### Given instruction
Filter the entries below, keeping only lines with the word "placeholder".

### Data for the task
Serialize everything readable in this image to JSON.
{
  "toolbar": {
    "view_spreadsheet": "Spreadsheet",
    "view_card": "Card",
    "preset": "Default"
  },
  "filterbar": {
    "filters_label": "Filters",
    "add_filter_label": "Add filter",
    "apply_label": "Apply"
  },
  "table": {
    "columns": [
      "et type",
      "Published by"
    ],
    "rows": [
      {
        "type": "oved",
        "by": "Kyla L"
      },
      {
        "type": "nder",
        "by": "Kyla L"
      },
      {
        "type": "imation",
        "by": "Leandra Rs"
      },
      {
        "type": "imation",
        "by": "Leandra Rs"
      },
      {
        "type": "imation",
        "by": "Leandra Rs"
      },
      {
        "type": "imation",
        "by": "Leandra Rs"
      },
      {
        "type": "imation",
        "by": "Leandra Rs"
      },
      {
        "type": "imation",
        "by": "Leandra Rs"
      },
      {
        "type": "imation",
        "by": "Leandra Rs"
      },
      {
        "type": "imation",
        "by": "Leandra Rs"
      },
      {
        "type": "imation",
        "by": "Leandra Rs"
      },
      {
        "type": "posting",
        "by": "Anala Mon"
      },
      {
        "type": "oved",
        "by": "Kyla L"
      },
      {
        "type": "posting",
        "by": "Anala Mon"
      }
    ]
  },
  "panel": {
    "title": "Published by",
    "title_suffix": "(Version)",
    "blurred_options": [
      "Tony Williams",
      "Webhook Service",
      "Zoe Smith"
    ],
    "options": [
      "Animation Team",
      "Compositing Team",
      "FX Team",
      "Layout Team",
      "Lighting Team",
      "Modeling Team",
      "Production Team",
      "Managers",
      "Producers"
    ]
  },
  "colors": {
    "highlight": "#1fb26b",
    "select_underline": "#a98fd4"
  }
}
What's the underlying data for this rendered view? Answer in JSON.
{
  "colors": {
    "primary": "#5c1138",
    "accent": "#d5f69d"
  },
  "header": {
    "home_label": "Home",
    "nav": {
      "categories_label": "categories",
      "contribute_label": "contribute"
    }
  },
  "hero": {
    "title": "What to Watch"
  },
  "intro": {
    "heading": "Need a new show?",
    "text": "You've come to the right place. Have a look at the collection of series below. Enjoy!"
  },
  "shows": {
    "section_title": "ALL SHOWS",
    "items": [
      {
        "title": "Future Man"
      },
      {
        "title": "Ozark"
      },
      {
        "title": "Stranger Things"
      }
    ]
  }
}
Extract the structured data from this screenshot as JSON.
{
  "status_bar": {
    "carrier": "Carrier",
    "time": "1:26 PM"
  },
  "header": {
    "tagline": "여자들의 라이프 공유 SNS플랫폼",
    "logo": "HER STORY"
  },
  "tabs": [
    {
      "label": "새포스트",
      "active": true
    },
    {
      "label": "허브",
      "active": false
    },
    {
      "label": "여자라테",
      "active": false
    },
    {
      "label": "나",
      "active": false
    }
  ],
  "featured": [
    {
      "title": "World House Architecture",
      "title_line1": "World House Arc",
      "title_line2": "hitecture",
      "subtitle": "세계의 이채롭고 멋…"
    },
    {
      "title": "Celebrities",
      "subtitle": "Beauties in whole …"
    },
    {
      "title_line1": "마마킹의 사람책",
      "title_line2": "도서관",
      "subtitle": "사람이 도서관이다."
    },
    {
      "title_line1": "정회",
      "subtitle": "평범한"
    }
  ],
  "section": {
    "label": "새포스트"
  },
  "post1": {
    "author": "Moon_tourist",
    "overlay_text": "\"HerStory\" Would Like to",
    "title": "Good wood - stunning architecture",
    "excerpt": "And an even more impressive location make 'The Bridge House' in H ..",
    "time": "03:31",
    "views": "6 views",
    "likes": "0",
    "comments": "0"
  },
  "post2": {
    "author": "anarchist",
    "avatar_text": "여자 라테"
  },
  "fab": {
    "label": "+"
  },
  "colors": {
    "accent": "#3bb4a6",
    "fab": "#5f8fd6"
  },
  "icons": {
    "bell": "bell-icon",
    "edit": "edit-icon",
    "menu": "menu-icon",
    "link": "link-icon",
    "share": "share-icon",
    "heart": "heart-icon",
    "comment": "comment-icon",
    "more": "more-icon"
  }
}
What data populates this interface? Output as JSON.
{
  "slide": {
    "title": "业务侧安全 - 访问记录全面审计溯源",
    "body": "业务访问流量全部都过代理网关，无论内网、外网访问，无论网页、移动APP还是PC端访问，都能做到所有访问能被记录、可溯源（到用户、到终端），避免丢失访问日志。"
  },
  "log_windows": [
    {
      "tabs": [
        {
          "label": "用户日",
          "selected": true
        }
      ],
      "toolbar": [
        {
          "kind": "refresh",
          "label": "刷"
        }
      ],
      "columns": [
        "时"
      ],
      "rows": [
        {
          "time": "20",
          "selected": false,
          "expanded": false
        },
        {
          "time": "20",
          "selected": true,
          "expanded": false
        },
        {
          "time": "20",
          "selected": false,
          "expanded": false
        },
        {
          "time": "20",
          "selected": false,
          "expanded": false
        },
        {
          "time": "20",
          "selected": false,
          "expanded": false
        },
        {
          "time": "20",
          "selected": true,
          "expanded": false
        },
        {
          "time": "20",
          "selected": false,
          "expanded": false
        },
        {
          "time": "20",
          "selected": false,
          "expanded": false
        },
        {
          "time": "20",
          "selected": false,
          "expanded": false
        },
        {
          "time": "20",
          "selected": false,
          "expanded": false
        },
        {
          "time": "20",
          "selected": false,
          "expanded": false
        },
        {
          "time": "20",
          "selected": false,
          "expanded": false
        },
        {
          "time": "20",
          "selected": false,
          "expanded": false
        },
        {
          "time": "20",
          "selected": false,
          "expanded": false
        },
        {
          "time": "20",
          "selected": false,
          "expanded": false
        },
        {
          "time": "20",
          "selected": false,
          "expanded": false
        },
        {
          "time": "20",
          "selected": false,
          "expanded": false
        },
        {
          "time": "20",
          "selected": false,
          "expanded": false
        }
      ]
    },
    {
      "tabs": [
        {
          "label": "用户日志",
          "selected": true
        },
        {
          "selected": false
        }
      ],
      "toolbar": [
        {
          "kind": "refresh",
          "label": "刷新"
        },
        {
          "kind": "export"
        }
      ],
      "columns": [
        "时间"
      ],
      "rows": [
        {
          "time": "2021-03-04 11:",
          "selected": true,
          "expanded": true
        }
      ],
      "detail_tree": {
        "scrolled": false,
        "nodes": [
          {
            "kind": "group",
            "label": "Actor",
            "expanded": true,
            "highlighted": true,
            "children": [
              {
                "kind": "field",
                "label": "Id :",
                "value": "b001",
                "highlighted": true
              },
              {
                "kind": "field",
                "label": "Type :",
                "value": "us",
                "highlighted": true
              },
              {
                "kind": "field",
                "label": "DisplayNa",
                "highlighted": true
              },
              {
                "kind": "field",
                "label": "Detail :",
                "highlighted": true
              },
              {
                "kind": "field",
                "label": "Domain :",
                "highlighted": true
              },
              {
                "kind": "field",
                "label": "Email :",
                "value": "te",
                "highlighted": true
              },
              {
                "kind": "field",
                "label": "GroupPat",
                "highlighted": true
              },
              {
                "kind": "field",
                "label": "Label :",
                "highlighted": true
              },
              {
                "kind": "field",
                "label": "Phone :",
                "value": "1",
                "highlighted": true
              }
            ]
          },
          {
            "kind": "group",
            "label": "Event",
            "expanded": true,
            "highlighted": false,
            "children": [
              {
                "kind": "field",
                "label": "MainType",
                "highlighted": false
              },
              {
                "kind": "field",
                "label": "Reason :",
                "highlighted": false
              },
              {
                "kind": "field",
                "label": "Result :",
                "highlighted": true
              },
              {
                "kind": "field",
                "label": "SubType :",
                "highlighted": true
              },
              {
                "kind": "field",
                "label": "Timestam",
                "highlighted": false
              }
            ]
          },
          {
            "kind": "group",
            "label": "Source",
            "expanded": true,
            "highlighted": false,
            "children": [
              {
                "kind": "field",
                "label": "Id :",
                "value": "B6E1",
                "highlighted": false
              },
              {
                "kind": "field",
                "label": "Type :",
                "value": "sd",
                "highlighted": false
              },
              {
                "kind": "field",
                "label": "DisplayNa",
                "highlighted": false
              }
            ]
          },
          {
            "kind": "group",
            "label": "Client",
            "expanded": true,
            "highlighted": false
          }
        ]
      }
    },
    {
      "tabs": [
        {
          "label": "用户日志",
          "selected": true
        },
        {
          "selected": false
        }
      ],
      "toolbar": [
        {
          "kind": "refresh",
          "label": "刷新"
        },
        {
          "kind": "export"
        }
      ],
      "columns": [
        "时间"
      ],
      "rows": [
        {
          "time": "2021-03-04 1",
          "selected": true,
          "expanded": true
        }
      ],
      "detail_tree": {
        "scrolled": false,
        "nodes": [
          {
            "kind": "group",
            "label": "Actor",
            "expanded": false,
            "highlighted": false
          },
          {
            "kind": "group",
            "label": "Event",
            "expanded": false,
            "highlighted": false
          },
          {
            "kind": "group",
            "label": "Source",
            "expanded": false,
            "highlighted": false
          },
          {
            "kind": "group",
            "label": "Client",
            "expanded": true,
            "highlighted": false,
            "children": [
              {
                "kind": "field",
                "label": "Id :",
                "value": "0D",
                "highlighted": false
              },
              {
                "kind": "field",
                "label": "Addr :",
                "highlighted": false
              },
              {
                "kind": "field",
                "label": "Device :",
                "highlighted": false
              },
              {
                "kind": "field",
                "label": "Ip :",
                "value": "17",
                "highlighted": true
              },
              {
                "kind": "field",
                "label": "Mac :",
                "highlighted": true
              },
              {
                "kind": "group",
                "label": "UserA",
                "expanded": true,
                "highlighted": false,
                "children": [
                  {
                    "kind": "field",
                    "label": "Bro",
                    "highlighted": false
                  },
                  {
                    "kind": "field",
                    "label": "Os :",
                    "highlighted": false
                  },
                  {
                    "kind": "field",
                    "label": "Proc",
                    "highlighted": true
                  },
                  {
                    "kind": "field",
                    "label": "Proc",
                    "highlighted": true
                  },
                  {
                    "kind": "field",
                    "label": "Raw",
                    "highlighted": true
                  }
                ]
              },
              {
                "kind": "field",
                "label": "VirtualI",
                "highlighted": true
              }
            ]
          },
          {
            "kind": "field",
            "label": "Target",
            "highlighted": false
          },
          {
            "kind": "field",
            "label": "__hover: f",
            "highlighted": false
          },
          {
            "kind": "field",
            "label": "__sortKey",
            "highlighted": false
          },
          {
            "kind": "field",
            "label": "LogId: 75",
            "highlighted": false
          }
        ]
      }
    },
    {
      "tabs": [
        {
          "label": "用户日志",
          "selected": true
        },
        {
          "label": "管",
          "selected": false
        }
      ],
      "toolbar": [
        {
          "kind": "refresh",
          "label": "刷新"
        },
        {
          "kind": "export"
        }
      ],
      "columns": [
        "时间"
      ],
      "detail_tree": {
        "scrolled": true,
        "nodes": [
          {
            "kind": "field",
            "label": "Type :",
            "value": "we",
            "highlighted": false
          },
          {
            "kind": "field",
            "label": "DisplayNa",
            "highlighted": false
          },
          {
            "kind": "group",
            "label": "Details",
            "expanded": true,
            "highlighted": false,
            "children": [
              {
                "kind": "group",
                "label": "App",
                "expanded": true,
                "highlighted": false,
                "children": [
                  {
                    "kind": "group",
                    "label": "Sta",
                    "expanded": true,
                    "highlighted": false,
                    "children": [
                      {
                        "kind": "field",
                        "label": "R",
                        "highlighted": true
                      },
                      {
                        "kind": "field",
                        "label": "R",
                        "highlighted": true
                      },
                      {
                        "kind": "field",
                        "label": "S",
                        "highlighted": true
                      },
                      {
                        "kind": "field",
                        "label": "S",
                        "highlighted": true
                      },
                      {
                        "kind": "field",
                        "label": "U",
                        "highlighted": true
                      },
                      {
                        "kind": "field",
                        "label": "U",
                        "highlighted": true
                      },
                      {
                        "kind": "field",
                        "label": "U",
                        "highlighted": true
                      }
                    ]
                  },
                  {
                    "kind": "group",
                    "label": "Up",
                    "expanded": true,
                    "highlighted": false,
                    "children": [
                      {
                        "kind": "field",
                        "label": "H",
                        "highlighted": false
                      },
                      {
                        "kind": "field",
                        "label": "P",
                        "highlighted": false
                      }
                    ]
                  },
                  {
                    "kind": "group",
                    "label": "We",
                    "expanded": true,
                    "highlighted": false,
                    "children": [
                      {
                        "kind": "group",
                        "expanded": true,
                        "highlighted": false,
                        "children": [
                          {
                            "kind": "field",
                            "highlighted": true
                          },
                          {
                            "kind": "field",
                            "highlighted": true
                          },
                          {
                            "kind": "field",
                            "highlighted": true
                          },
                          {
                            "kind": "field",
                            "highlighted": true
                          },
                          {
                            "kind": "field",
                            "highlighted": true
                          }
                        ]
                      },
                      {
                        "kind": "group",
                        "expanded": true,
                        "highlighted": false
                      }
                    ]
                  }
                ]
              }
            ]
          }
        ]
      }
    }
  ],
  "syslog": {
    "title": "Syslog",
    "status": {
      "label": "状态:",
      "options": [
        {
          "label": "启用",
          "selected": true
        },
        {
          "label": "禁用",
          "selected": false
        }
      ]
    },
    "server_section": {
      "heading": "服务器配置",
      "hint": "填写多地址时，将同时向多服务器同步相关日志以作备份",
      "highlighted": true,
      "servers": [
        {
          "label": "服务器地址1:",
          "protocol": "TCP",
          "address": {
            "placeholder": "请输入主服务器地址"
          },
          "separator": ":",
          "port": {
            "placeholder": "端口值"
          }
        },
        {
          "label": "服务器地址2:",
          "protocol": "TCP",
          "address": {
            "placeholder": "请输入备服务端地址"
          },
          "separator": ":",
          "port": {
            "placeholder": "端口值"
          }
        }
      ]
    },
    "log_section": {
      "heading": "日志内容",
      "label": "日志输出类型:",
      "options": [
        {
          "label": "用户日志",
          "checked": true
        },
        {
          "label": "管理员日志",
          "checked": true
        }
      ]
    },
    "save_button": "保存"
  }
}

### Exercise result
            "placeholder": "请输入主服务器地址"
            "placeholder": "端口值"
            "placeholder": "请输入备服务端地址"
            "placeholder": "端口值"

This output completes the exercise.